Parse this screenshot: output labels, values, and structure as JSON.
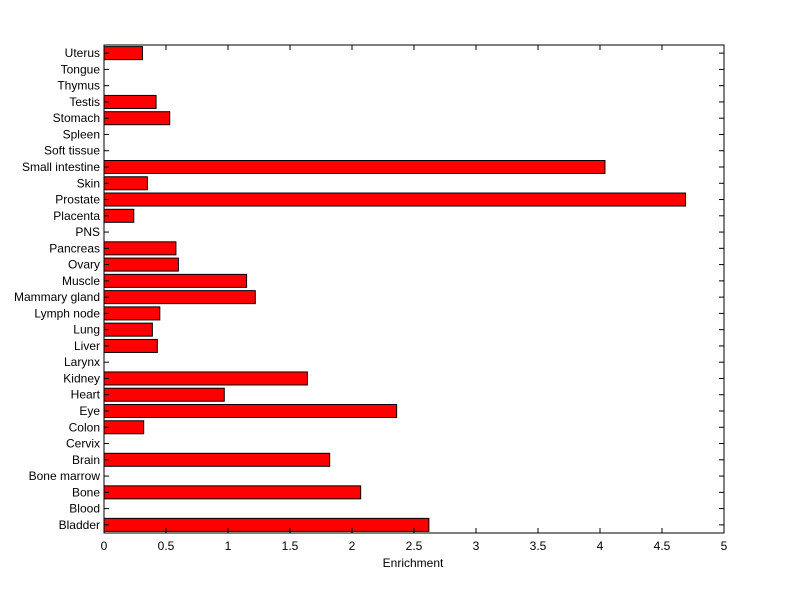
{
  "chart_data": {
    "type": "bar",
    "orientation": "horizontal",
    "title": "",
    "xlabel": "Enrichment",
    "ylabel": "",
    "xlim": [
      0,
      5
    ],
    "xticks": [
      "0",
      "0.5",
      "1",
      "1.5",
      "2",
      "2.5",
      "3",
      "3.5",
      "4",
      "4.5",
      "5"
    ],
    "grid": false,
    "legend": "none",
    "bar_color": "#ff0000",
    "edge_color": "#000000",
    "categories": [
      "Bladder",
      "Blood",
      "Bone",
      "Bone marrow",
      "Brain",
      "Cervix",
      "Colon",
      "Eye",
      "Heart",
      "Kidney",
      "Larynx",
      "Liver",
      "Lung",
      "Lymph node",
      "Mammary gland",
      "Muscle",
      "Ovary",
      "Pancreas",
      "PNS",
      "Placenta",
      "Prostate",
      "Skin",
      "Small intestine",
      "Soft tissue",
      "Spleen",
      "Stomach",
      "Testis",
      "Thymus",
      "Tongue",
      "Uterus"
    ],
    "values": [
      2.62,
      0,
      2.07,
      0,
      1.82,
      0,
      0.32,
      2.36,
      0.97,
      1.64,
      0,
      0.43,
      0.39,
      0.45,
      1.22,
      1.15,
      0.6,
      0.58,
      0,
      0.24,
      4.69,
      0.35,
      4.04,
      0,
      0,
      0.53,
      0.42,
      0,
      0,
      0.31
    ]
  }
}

---*---

Show all lines from the listing above in which "values" appears.

Parse this screenshot: output labels, values, and structure as JSON.
    "values": [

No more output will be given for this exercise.